▶ **Given instruction**
Which lines contain the string "title"? Gather each of them and copy it out in full.

▶ **Material shown**
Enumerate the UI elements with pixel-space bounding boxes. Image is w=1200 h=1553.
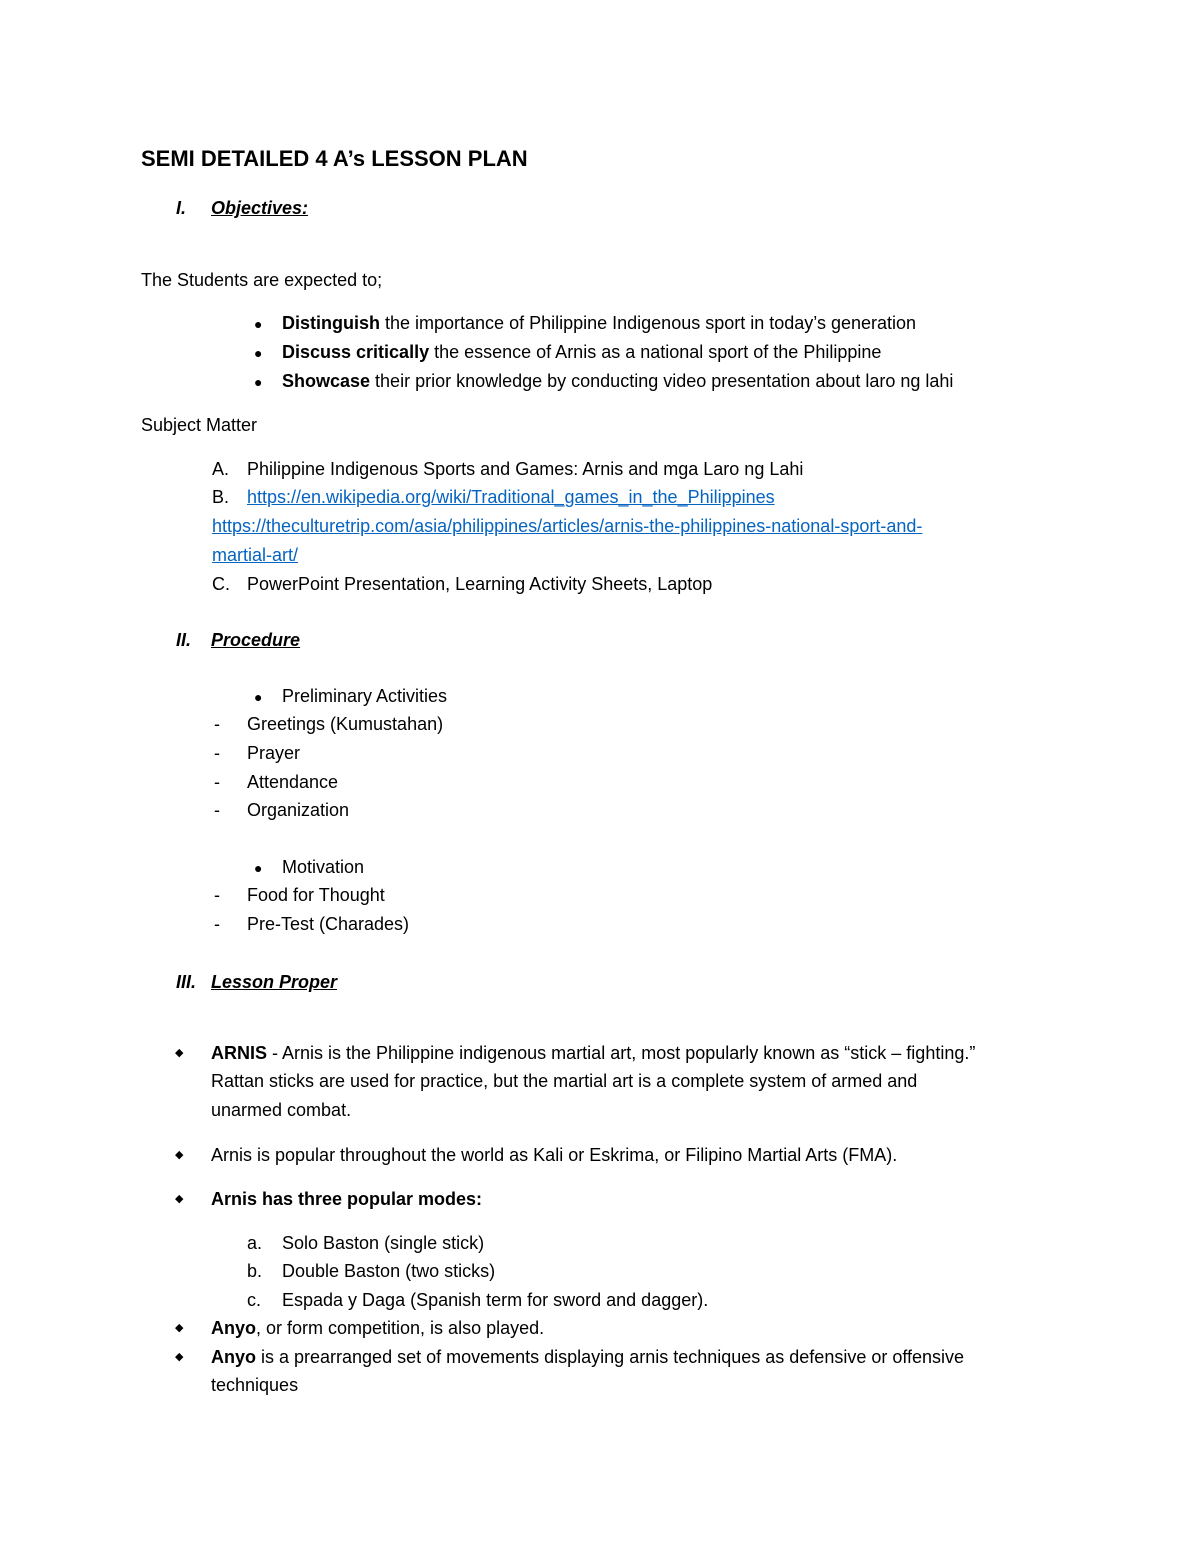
wikipedia-link[interactable]: https://en.wikipedia.org/wiki/Traditional_games_in_the_Philippines bbox=[247, 487, 775, 507]
bullet-diamond-icon: ◆ bbox=[175, 1193, 184, 1205]
lesson-paragraph-line: Rattan sticks are used for practice, but the martial art is a complete system of armed and bbox=[211, 1071, 918, 1091]
procedure-item: Organization bbox=[247, 800, 350, 820]
objective-item: Discuss critically the essence of Arnis as a national sport of the Philippine bbox=[282, 342, 882, 362]
bullet-dot-icon: ● bbox=[254, 374, 263, 390]
bullet-dot-icon: ● bbox=[254, 860, 263, 876]
list-marker: b. bbox=[247, 1261, 263, 1281]
objectives-intro: The Students are expected to; bbox=[141, 270, 383, 290]
culturetrip-link-continued[interactable]: martial-art/ bbox=[212, 545, 299, 565]
list-marker: B. bbox=[212, 487, 230, 507]
lesson-paragraph: Arnis has three popular modes: bbox=[211, 1189, 483, 1209]
dash-icon: - bbox=[214, 885, 220, 905]
procedure-group-title: Motivation bbox=[282, 857, 365, 877]
list-marker: a. bbox=[247, 1233, 263, 1253]
mode-item: Espada y Daga (Spanish term for sword and dagger). bbox=[282, 1290, 709, 1310]
procedure-item: Greetings (Kumustahan) bbox=[247, 714, 444, 734]
subject-item: PowerPoint Presentation, Learning Activity Sheets, Laptop bbox=[247, 574, 713, 594]
culturetrip-link[interactable]: https://theculturetrip.com/asia/philippines/articles/arnis-the-philippines-national-sport-and- bbox=[212, 516, 923, 536]
lesson-paragraph: Anyo is a prearranged set of movements displaying arnis techniques as defensive or offensive bbox=[211, 1347, 965, 1367]
dash-icon: - bbox=[214, 714, 220, 734]
procedure-item: Attendance bbox=[247, 772, 339, 792]
bullet-dot-icon: ● bbox=[254, 689, 263, 705]
section-2-numeral: II. bbox=[176, 630, 192, 650]
subject-matter-heading: Subject Matter bbox=[141, 415, 258, 435]
section-2-heading: Procedure bbox=[211, 630, 301, 650]
lesson-paragraph-line: unarmed combat. bbox=[211, 1100, 352, 1120]
dash-icon: - bbox=[214, 914, 220, 934]
bullet-diamond-icon: ◆ bbox=[175, 1322, 184, 1334]
section-1-heading: Objectives: bbox=[211, 198, 309, 218]
procedure-item: Prayer bbox=[247, 743, 301, 763]
dash-icon: - bbox=[214, 772, 220, 792]
list-marker: A. bbox=[212, 459, 230, 479]
procedure-item: Pre-Test (Charades) bbox=[247, 914, 410, 934]
list-marker: c. bbox=[247, 1290, 262, 1310]
section-3-numeral: III. bbox=[176, 972, 197, 992]
bullet-diamond-icon: ◆ bbox=[175, 1047, 184, 1059]
objective-item: Distinguish the importance of Philippine Indigenous sport in today’s generation bbox=[282, 313, 917, 333]
lesson-paragraph-line: techniques bbox=[211, 1375, 299, 1395]
mode-item: Double Baston (two sticks) bbox=[282, 1261, 496, 1281]
lesson-paragraph: ARNIS - Arnis is the Philippine indigenous martial art, most popularly known as “stick – fighting.” bbox=[211, 1043, 976, 1063]
bullet-dot-icon: ● bbox=[254, 316, 263, 332]
procedure-item: Food for Thought bbox=[247, 885, 385, 905]
subject-item: Philippine Indigenous Sports and Games: Arnis and mga Laro ng Lahi bbox=[247, 459, 804, 479]
section-3-heading: Lesson Proper bbox=[211, 972, 338, 992]
dash-icon: - bbox=[214, 743, 220, 763]
lesson-paragraph: Arnis is popular throughout the world as Kali or Eskrima, or Filipino Martial Arts (FMA). bbox=[211, 1145, 898, 1165]
list-marker: C. bbox=[212, 574, 230, 594]
dash-icon: - bbox=[214, 800, 220, 820]
bullet-diamond-icon: ◆ bbox=[175, 1149, 184, 1161]
page-title: SEMI DETAILED 4 A’s LESSON PLAN bbox=[141, 146, 528, 171]
bullet-dot-icon: ● bbox=[254, 345, 263, 361]
mode-item: Solo Baston (single stick) bbox=[282, 1233, 485, 1253]
section-1-numeral: I. bbox=[176, 198, 187, 218]
objective-item: Showcase their prior knowledge by conducting video presentation about laro ng lahi bbox=[282, 371, 954, 391]
procedure-group-title: Preliminary Activities bbox=[282, 686, 448, 706]
lesson-paragraph: Anyo, or form competition, is also played. bbox=[211, 1318, 545, 1338]
bullet-diamond-icon: ◆ bbox=[175, 1351, 184, 1363]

▶ **Complete answer**
procedure-group-title: Motivation bbox=[282, 857, 365, 877]
page-title: SEMI DETAILED 4 A’s LESSON PLAN bbox=[141, 146, 528, 171]
procedure-group-title: Preliminary Activities bbox=[282, 686, 448, 706]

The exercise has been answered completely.